Written request |
Give the entries back exactly, dropping each image.
======== Data extract
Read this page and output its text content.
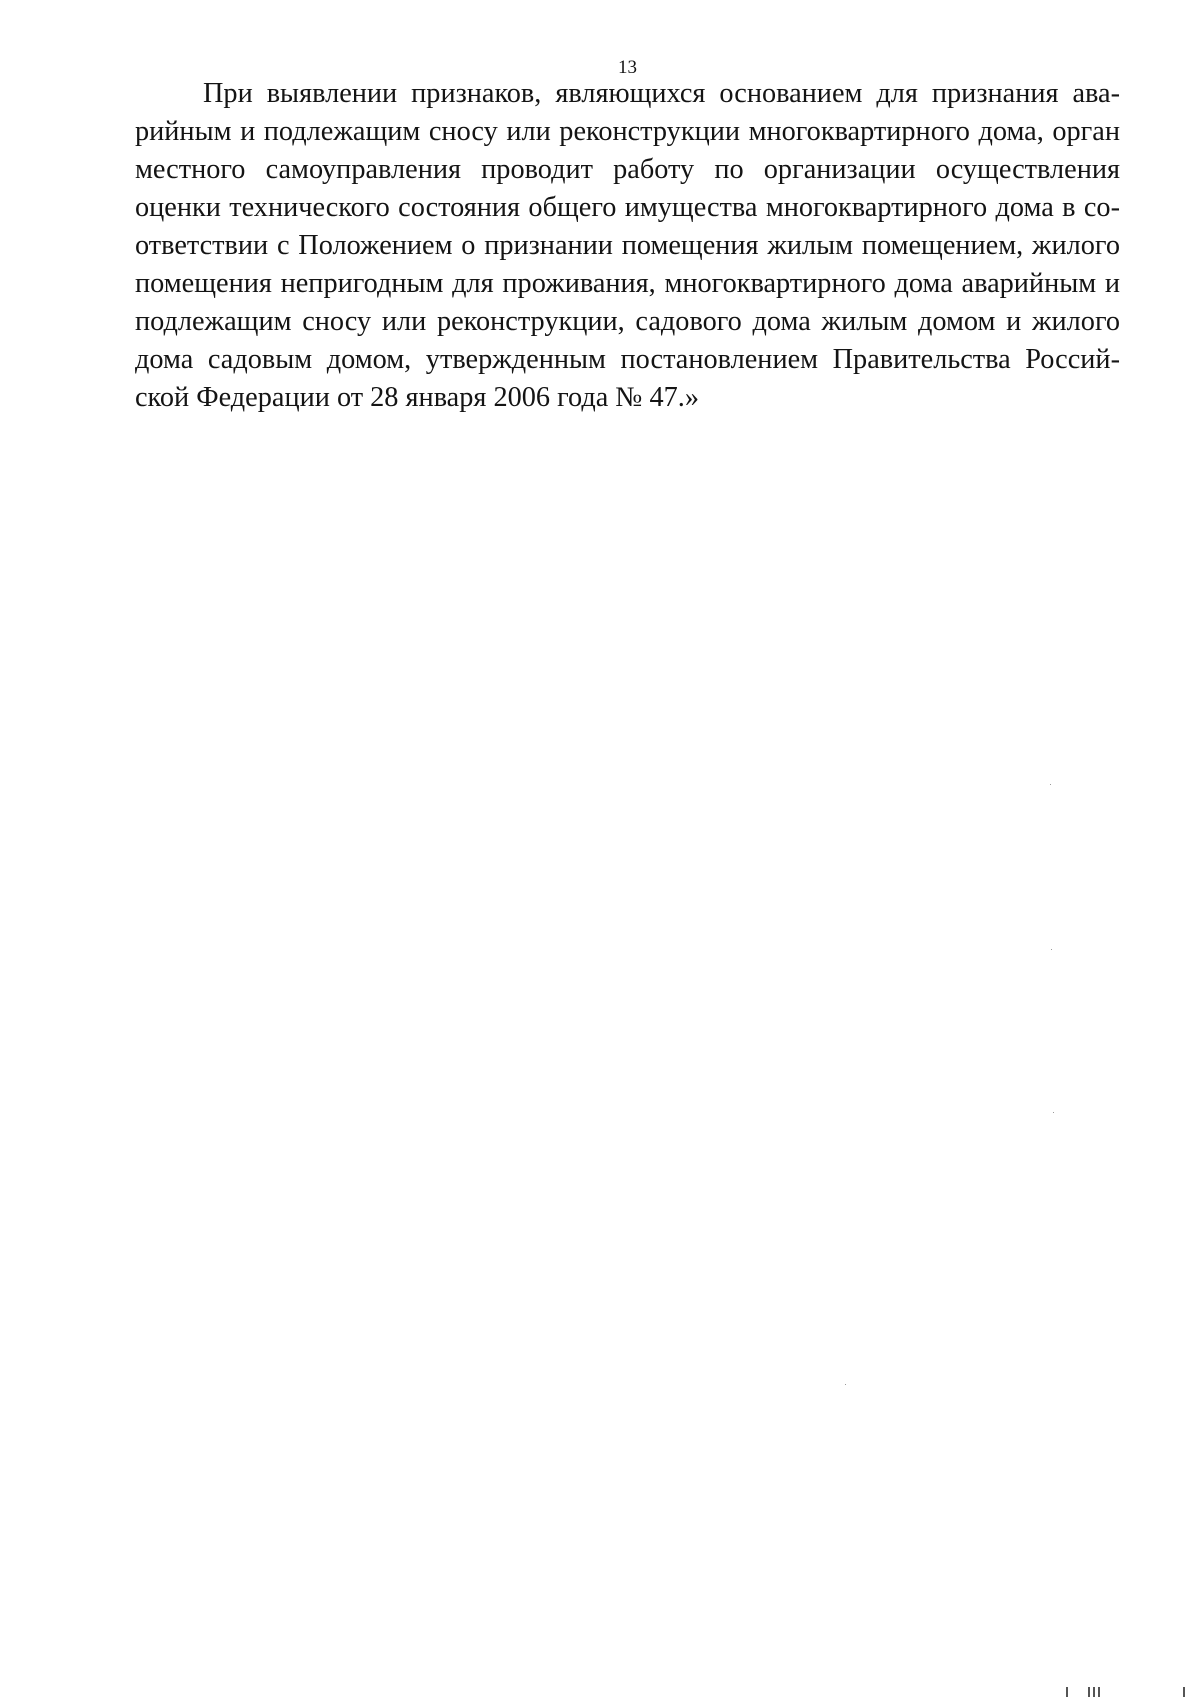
13
При выявлении признаков, являющихся основанием для признания ава-
рийным и подлежащим сносу или реконструкции многоквартирного дома, орган
местного самоуправления проводит работу по организации осуществления
оценки технического состояния общего имущества многоквартирного дома в со-
ответствии с Положением о признании помещения жилым помещением, жилого
помещения непригодным для проживания, многоквартирного дома аварийным и
подлежащим сносу или реконструкции, садового дома жилым домом и жилого
дома садовым домом, утвержденным постановлением Правительства Россий-
ской Федерации от 28 января 2006 года № 47.»
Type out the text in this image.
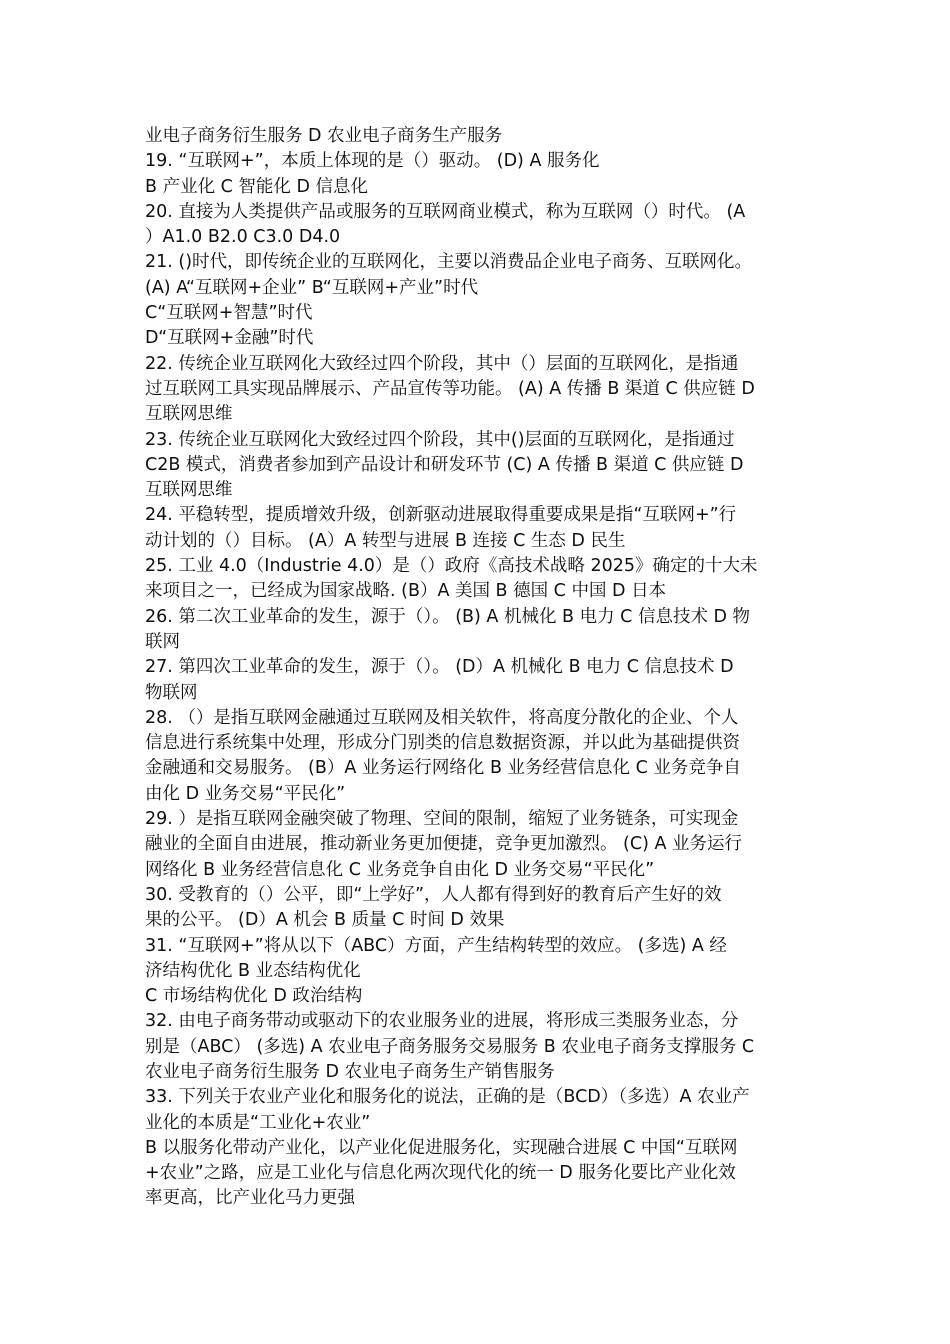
业电子商务衍生服务 D 农业电子商务生产服务
19. “互联网+”，本质上体现的是（）驱动。 (D) A 服务化
B 产业化 C 智能化 D 信息化
20. 直接为人类提供产品或服务的互联网商业模式，称为互联网（）时代。 (A
）A1.0 B2.0 C3.0 D4.0
21. ()时代，即传统企业的互联网化，主要以消费品企业电子商务、互联网化。
(A) A“互联网+企业” B“互联网+产业”时代
C“互联网+智慧”时代
D“互联网+金融”时代
22. 传统企业互联网化大致经过四个阶段，其中（）层面的互联网化，是指通
过互联网工具实现品牌展示、产品宣传等功能。 (A) A 传播 B 渠道 C 供应链 D
互联网思维
23. 传统企业互联网化大致经过四个阶段，其中()层面的互联网化，是指通过
C2B 模式，消费者参加到产品设计和研发环节 (C) A 传播 B 渠道 C 供应链 D
互联网思维
24. 平稳转型，提质增效升级，创新驱动进展取得重要成果是指“互联网+”行
动计划的（）目标。 (A）A 转型与进展 B 连接 C 生态 D 民生
25. 工业 4.0（Industrie 4.0）是（）政府《高技术战略 2025》确定的十大未
来项目之一，已经成为国家战略. (B）A 美国 B 德国 C 中国 D 日本
26. 第二次工业革命的发生，源于（）。 (B) A 机械化 B 电力 C 信息技术 D 物
联网
27. 第四次工业革命的发生，源于（）。 (D）A 机械化 B 电力 C 信息技术 D
物联网
28. （）是指互联网金融通过互联网及相关软件，将高度分散化的企业、个人
信息进行系统集中处理，形成分门别类的信息数据资源，并以此为基础提供资
金融通和交易服务。 (B）A 业务运行网络化 B 业务经营信息化 C 业务竞争自
由化 D 业务交易“平民化”
29. ）是指互联网金融突破了物理、空间的限制，缩短了业务链条，可实现金
融业的全面自由进展，推动新业务更加便捷，竞争更加激烈。 (C) A 业务运行
网络化 B 业务经营信息化 C 业务竞争自由化 D 业务交易“平民化”
30. 受教育的（）公平，即“上学好”，人人都有得到好的教育后产生好的效
果的公平。 (D）A 机会 B 质量 C 时间 D 效果
31. “互联网+”将从以下（ABC）方面，产生结构转型的效应。 (多选) A 经
济结构优化 B 业态结构优化
C 市场结构优化 D 政治结构
32. 由电子商务带动或驱动下的农业服务业的进展，将形成三类服务业态，分
别是（ABC） (多选) A 农业电子商务服务交易服务 B 农业电子商务支撑服务 C
农业电子商务衍生服务 D 农业电子商务生产销售服务
33. 下列关于农业产业化和服务化的说法，正确的是（BCD）（多选）A 农业产
业化的本质是“工业化+农业”
B 以服务化带动产业化，以产业化促进服务化，实现融合进展 C 中国“互联网
+农业”之路，应是工业化与信息化两次现代化的统一 D 服务化要比产业化效
率更高，比产业化马力更强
================
Reply to the exercise |
Read this page and output its text content.
13
При выявлении признаков, являющихся основанием для признания ава-
рийным и подлежащим сносу или реконструкции многоквартирного дома, орган
местного самоуправления проводит работу по организации осуществления
оценки технического состояния общего имущества многоквартирного дома в со-
ответствии с Положением о признании помещения жилым помещением, жилого
помещения непригодным для проживания, многоквартирного дома аварийным и
подлежащим сносу или реконструкции, садового дома жилым домом и жилого
дома садовым домом, утвержденным постановлением Правительства Россий-
ской Федерации от 28 января 2006 года № 47.»
Type out the text in this image.
业电子商务衍生服务 D 农业电子商务生产服务
19. “互联网+”，本质上体现的是（）驱动。 (D) A 服务化
B 产业化 C 智能化 D 信息化
20. 直接为人类提供产品或服务的互联网商业模式，称为互联网（）时代。 (A
）A1.0 B2.0 C3.0 D4.0
21. ()时代，即传统企业的互联网化，主要以消费品企业电子商务、互联网化。
(A) A“互联网+企业” B“互联网+产业”时代
C“互联网+智慧”时代
D“互联网+金融”时代
22. 传统企业互联网化大致经过四个阶段，其中（）层面的互联网化，是指通
过互联网工具实现品牌展示、产品宣传等功能。 (A) A 传播 B 渠道 C 供应链 D
互联网思维
23. 传统企业互联网化大致经过四个阶段，其中()层面的互联网化，是指通过
C2B 模式，消费者参加到产品设计和研发环节 (C) A 传播 B 渠道 C 供应链 D
互联网思维
24. 平稳转型，提质增效升级，创新驱动进展取得重要成果是指“互联网+”行
动计划的（）目标。 (A）A 转型与进展 B 连接 C 生态 D 民生
25. 工业 4.0（Industrie 4.0）是（）政府《高技术战略 2025》确定的十大未
来项目之一，已经成为国家战略. (B）A 美国 B 德国 C 中国 D 日本
26. 第二次工业革命的发生，源于（）。 (B) A 机械化 B 电力 C 信息技术 D 物
联网
27. 第四次工业革命的发生，源于（）。 (D）A 机械化 B 电力 C 信息技术 D
物联网
28. （）是指互联网金融通过互联网及相关软件，将高度分散化的企业、个人
信息进行系统集中处理，形成分门别类的信息数据资源，并以此为基础提供资
金融通和交易服务。 (B）A 业务运行网络化 B 业务经营信息化 C 业务竞争自
由化 D 业务交易“平民化”
29. ）是指互联网金融突破了物理、空间的限制，缩短了业务链条，可实现金
融业的全面自由进展，推动新业务更加便捷，竞争更加激烈。 (C) A 业务运行
网络化 B 业务经营信息化 C 业务竞争自由化 D 业务交易“平民化”
30. 受教育的（）公平，即“上学好”，人人都有得到好的教育后产生好的效
果的公平。 (D）A 机会 B 质量 C 时间 D 效果
31. “互联网+”将从以下（ABC）方面，产生结构转型的效应。 (多选) A 经
济结构优化 B 业态结构优化
C 市场结构优化 D 政治结构
32. 由电子商务带动或驱动下的农业服务业的进展，将形成三类服务业态，分
别是（ABC） (多选) A 农业电子商务服务交易服务 B 农业电子商务支撑服务 C
农业电子商务衍生服务 D 农业电子商务生产销售服务
33. 下列关于农业产业化和服务化的说法，正确的是（BCD）（多选）A 农业产
业化的本质是“工业化+农业”
B 以服务化带动产业化，以产业化促进服务化，实现融合进展 C 中国“互联网
+农业”之路，应是工业化与信息化两次现代化的统一 D 服务化要比产业化效
率更高，比产业化马力更强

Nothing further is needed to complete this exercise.